STATED PROBLEM
Keep only the lines that hold the string "Evolution", filtering out the rest of the entries below.
RECORDS FOR PROCESSING start
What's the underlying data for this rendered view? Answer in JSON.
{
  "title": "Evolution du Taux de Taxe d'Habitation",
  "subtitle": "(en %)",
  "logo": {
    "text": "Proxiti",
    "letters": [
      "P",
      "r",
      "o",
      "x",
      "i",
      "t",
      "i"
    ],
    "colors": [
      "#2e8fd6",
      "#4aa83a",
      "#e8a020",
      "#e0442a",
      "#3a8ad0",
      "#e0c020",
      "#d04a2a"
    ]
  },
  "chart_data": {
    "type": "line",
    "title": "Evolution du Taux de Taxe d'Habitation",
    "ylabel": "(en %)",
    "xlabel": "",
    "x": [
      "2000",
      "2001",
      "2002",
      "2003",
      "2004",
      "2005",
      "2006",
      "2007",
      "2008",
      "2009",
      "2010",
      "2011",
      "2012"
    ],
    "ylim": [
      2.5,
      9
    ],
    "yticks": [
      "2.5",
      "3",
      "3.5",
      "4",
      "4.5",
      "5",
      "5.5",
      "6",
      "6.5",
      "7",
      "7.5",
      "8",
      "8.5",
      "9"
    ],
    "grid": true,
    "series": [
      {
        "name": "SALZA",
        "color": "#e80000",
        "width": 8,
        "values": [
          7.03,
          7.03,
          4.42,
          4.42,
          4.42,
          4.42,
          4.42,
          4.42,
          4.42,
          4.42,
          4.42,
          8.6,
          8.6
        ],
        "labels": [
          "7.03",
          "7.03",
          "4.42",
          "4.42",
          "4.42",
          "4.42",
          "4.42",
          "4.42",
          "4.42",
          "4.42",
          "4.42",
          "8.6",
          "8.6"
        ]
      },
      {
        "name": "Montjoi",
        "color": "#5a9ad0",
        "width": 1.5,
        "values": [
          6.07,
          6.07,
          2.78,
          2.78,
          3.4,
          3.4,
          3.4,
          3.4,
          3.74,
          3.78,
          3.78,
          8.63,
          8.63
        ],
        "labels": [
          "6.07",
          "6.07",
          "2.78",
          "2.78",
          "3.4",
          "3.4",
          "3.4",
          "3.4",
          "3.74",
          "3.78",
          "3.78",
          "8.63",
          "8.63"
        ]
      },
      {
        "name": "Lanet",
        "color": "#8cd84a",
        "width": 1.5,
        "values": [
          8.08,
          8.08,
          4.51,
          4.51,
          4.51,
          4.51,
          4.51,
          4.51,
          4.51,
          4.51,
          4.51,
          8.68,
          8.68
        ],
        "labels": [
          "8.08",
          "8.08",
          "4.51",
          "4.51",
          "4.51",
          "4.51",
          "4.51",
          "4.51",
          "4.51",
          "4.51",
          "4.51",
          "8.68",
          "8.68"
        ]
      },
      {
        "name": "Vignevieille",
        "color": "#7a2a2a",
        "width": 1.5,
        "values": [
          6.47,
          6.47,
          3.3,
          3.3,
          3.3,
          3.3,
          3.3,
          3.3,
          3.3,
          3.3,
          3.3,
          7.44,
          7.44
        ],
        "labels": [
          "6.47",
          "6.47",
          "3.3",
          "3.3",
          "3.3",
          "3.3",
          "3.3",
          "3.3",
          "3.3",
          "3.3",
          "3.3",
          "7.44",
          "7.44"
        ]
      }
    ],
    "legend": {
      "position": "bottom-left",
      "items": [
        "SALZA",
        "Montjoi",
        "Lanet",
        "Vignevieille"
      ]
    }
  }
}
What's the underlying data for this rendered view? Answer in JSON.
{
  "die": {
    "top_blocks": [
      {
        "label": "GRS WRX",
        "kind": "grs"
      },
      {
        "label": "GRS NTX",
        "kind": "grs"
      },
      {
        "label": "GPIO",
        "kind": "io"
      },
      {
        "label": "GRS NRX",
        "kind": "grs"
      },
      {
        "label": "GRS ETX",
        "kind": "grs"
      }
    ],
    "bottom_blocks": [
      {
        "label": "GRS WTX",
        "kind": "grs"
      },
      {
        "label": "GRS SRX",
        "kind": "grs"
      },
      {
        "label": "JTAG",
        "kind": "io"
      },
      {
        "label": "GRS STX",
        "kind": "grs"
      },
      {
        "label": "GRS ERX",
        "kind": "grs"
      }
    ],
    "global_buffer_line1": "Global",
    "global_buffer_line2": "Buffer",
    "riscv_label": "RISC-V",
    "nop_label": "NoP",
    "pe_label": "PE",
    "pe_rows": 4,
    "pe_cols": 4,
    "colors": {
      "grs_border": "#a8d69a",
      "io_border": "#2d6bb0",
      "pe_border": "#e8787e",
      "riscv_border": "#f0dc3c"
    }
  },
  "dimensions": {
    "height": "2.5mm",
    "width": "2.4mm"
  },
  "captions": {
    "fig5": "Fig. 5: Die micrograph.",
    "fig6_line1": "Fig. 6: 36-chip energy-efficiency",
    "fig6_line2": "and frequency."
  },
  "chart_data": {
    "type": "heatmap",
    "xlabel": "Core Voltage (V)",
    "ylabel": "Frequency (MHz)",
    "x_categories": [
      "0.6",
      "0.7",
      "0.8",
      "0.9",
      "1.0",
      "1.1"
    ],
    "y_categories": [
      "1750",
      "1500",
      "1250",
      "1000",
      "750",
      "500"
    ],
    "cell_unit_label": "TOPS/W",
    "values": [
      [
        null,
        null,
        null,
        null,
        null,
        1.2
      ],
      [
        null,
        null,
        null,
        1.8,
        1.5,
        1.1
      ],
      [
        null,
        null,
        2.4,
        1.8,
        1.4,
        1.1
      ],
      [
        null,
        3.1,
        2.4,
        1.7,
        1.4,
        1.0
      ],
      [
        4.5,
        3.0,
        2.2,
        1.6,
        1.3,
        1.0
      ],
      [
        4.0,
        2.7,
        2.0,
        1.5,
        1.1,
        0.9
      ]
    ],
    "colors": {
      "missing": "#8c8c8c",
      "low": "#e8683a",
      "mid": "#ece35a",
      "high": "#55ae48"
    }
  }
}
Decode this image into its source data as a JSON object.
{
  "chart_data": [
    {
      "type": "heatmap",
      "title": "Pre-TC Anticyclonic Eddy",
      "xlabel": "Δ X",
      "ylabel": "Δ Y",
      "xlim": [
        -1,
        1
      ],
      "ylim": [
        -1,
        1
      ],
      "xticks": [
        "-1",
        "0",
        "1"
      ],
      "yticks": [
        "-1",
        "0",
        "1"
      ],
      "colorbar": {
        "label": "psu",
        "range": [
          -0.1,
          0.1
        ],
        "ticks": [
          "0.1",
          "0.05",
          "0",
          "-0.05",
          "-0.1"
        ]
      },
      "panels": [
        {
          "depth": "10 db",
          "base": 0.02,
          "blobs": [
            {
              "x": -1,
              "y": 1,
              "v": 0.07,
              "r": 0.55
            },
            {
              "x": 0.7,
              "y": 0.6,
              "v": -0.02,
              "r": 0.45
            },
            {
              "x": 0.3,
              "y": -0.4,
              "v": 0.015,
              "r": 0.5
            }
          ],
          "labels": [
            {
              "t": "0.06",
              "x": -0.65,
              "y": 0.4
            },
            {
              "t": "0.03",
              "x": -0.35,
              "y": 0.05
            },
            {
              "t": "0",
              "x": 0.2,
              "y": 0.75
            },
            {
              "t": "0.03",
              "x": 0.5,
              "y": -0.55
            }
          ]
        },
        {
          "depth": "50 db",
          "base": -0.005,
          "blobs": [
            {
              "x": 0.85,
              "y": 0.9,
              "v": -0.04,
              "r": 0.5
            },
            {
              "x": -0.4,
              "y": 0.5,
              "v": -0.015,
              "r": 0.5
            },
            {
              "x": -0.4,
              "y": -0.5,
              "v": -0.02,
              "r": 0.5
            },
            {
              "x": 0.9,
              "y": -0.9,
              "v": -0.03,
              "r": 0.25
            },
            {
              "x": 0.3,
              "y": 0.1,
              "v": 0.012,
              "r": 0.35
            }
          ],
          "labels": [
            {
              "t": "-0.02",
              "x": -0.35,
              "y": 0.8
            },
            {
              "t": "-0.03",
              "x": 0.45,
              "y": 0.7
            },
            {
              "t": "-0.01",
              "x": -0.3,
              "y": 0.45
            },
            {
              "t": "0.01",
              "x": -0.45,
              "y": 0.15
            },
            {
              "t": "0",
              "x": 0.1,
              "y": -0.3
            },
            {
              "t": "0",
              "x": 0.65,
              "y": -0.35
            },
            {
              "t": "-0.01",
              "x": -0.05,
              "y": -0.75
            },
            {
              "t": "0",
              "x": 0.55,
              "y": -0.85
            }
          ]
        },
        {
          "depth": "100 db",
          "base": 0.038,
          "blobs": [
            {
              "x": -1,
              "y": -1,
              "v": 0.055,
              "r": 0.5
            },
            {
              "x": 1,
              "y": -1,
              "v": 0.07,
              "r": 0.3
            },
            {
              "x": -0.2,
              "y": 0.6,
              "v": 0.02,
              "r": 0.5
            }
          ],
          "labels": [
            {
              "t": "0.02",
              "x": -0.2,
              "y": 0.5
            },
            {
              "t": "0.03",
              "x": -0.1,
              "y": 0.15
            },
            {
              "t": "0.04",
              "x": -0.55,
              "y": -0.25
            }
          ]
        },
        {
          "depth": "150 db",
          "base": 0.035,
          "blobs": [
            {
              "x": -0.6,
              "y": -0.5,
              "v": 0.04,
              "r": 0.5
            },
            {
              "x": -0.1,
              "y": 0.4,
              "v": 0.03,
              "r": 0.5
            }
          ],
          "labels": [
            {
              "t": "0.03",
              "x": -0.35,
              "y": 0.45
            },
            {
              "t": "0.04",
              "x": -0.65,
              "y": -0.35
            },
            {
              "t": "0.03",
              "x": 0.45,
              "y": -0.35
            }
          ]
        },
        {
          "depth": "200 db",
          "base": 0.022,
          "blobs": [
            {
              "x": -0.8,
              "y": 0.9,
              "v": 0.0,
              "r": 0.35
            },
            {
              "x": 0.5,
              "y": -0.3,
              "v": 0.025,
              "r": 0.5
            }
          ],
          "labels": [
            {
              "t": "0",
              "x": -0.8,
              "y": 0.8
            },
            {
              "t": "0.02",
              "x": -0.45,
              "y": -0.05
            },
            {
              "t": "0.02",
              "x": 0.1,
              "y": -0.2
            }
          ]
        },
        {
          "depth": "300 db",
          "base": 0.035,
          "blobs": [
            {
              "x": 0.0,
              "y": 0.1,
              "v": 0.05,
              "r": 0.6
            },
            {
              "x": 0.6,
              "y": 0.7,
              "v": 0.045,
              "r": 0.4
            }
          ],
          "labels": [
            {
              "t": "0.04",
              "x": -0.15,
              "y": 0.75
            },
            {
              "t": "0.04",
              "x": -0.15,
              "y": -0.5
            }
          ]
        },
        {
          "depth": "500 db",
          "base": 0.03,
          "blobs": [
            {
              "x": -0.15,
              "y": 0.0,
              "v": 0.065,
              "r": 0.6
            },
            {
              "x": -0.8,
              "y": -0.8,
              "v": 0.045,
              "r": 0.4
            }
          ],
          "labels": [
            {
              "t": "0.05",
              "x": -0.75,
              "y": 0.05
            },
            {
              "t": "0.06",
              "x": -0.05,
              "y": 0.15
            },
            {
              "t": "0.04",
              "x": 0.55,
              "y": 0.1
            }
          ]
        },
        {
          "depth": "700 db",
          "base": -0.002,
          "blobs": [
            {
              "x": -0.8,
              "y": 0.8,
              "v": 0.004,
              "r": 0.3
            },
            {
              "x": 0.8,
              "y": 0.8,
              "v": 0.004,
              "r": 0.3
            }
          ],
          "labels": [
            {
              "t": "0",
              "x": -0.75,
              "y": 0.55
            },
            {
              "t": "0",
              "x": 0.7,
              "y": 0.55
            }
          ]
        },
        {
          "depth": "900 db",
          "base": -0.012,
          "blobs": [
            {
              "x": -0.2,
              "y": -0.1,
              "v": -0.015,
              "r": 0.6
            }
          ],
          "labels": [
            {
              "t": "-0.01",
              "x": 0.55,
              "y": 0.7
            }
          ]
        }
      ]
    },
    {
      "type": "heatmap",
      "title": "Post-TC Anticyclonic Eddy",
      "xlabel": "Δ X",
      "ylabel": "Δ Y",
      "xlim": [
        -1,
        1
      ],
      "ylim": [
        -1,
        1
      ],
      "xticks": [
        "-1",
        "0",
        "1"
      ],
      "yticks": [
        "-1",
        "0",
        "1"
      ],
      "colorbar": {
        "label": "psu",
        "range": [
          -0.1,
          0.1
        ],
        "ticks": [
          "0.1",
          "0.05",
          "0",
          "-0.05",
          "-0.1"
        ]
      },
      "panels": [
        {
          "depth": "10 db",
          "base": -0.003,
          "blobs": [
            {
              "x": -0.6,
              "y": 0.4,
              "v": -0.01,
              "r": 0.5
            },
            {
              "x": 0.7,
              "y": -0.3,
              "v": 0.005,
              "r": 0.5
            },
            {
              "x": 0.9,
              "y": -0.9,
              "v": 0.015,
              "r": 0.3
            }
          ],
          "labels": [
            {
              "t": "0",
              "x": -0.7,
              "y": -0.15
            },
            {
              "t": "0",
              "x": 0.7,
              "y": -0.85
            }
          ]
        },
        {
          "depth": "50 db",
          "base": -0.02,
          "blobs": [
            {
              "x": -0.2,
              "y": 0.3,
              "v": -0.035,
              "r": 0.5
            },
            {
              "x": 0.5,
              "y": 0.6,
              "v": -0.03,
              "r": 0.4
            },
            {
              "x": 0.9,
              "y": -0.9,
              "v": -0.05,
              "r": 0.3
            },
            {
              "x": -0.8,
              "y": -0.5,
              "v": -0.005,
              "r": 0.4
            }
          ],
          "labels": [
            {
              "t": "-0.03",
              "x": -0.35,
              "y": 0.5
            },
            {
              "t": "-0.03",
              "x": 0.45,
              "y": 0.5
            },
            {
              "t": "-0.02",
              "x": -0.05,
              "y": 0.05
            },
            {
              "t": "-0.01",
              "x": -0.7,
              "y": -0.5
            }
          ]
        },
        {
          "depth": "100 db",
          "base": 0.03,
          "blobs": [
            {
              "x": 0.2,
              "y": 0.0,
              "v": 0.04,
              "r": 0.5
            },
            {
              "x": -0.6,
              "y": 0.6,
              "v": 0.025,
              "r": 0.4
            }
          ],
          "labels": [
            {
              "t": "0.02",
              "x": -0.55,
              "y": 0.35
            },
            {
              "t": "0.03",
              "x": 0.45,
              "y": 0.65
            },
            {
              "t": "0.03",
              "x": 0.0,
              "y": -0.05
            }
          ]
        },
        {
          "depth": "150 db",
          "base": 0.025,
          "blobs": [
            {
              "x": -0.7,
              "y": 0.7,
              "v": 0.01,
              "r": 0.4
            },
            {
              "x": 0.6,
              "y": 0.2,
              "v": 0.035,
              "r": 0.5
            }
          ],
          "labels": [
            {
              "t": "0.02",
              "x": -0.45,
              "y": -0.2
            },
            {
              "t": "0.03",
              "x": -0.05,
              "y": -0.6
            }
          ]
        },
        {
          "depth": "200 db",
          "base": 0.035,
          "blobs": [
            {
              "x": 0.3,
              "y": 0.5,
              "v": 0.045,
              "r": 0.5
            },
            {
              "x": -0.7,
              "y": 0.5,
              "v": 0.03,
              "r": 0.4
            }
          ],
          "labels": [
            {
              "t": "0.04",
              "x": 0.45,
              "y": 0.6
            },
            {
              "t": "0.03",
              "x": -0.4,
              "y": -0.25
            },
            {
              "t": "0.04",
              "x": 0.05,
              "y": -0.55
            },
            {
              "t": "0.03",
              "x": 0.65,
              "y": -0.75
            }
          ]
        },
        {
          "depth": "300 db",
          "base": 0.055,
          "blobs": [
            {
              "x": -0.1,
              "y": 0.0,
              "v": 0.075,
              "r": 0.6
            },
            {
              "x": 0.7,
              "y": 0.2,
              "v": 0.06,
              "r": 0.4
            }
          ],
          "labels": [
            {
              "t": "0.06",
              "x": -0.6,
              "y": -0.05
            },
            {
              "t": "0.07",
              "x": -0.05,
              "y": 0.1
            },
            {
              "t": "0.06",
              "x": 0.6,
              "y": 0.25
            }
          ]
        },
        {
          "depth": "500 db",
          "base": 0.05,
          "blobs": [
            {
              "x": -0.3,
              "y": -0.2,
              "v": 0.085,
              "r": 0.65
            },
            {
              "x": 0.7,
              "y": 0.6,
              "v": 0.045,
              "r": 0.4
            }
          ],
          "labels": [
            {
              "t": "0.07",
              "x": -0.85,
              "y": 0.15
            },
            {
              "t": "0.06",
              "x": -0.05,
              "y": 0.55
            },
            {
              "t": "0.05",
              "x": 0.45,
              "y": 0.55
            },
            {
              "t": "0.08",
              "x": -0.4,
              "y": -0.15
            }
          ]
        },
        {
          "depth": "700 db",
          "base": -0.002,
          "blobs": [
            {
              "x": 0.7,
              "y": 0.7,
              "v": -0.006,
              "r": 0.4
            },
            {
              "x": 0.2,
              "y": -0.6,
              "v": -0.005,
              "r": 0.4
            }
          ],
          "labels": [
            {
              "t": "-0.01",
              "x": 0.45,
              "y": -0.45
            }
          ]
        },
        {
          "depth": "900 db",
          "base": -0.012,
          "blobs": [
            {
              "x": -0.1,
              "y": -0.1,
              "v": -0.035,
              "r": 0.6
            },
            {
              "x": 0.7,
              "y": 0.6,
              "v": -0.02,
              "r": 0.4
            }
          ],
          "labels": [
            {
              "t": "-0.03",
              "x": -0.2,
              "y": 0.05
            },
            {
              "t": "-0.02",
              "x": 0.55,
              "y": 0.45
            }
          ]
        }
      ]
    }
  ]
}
RECORDS FOR PROCESSING end
THE OUTPUT
  "title": "Evolution du Taux de Taxe d'Habitation",
    "title": "Evolution du Taux de Taxe d'Habitation",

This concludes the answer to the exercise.